Stated goal: Print the data that follows exactly.

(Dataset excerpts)
┄┄┄┄┄┄
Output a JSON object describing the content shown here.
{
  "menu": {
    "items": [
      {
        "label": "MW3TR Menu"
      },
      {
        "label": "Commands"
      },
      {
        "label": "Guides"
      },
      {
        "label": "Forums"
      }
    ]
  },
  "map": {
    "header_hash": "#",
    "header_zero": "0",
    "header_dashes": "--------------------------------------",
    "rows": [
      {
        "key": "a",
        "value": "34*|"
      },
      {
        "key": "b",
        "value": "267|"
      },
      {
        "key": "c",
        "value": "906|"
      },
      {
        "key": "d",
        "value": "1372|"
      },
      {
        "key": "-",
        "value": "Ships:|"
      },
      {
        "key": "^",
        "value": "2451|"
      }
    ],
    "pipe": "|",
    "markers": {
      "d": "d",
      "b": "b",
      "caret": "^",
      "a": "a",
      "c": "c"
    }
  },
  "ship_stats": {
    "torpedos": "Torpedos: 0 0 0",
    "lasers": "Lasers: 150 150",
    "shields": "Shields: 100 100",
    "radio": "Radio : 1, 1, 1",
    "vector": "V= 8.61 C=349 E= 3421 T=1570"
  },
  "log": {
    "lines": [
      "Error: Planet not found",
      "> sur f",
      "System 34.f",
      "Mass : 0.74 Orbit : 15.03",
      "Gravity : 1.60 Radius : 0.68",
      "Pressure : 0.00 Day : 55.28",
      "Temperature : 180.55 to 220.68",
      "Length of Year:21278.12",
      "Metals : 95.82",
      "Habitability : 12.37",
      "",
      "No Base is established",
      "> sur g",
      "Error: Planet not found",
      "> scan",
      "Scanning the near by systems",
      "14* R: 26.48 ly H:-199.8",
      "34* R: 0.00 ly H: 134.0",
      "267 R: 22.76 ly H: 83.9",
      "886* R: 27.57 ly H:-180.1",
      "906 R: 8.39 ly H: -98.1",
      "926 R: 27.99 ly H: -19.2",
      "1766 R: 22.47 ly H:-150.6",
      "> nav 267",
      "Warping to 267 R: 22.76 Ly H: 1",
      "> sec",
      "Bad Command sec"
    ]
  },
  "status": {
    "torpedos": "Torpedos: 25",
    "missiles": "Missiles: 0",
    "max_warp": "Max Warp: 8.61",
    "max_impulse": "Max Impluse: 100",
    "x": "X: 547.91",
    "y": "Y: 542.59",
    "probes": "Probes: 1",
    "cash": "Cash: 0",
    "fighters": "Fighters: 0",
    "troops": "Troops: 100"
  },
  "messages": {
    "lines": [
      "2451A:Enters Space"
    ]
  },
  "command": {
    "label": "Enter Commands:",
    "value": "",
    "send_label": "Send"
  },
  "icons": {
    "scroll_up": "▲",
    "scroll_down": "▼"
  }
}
┄┄┄┄┄┄
Task result:
Output a JSON object describing the content shown here.
{
  "menu": {
    "items": [
      {
        "label": "MW3TR Menu"
      },
      {
        "label": "Commands"
      },
      {
        "label": "Guides"
      },
      {
        "label": "Forums"
      }
    ]
  },
  "map": {
    "header_hash": "#",
    "header_zero": "0",
    "header_dashes": "--------------------------------------",
    "rows": [
      {
        "key": "a",
        "value": "34*|"
      },
      {
        "key": "b",
        "value": "267|"
      },
      {
        "key": "c",
        "value": "906|"
      },
      {
        "key": "d",
        "value": "1372|"
      },
      {
        "key": "-",
        "value": "Ships:|"
      },
      {
        "key": "^",
        "value": "2451|"
      }
    ],
    "pipe": "|",
    "markers": {
      "d": "d",
      "b": "b",
      "caret": "^",
      "a": "a",
      "c": "c"
    }
  },
  "ship_stats": {
    "torpedos": "Torpedos: 0 0 0",
    "lasers": "Lasers: 150 150",
    "shields": "Shields: 100 100",
    "radio": "Radio : 1, 1, 1",
    "vector": "V= 8.61 C=349 E= 3421 T=1570"
  },
  "log": {
    "lines": [
      "Error: Planet not found",
      "> sur f",
      "System 34.f",
      "Mass : 0.74 Orbit : 15.03",
      "Gravity : 1.60 Radius : 0.68",
      "Pressure : 0.00 Day : 55.28",
      "Temperature : 180.55 to 220.68",
      "Length of Year:21278.12",
      "Metals : 95.82",
      "Habitability : 12.37",
      "",
      "No Base is established",
      "> sur g",
      "Error: Planet not found",
      "> scan",
      "Scanning the near by systems",
      "14* R: 26.48 ly H:-199.8",
      "34* R: 0.00 ly H: 134.0",
      "267 R: 22.76 ly H: 83.9",
      "886* R: 27.57 ly H:-180.1",
      "906 R: 8.39 ly H: -98.1",
      "926 R: 27.99 ly H: -19.2",
      "1766 R: 22.47 ly H:-150.6",
      "> nav 267",
      "Warping to 267 R: 22.76 Ly H: 1",
      "> sec",
      "Bad Command sec"
    ]
  },
  "status": {
    "torpedos": "Torpedos: 25",
    "missiles": "Missiles: 0",
    "max_warp": "Max Warp: 8.61",
    "max_impulse": "Max Impluse: 100",
    "x": "X: 547.91",
    "y": "Y: 542.59",
    "probes": "Probes: 1",
    "cash": "Cash: 0",
    "fighters": "Fighters: 0",
    "troops": "Troops: 100"
  },
  "messages": {
    "lines": [
      "2451A:Enters Space"
    ]
  },
  "command": {
    "label": "Enter Commands:",
    "value": "",
    "send_label": "Send"
  },
  "icons": {
    "scroll_up": "▲",
    "scroll_down": "▼"
  }
}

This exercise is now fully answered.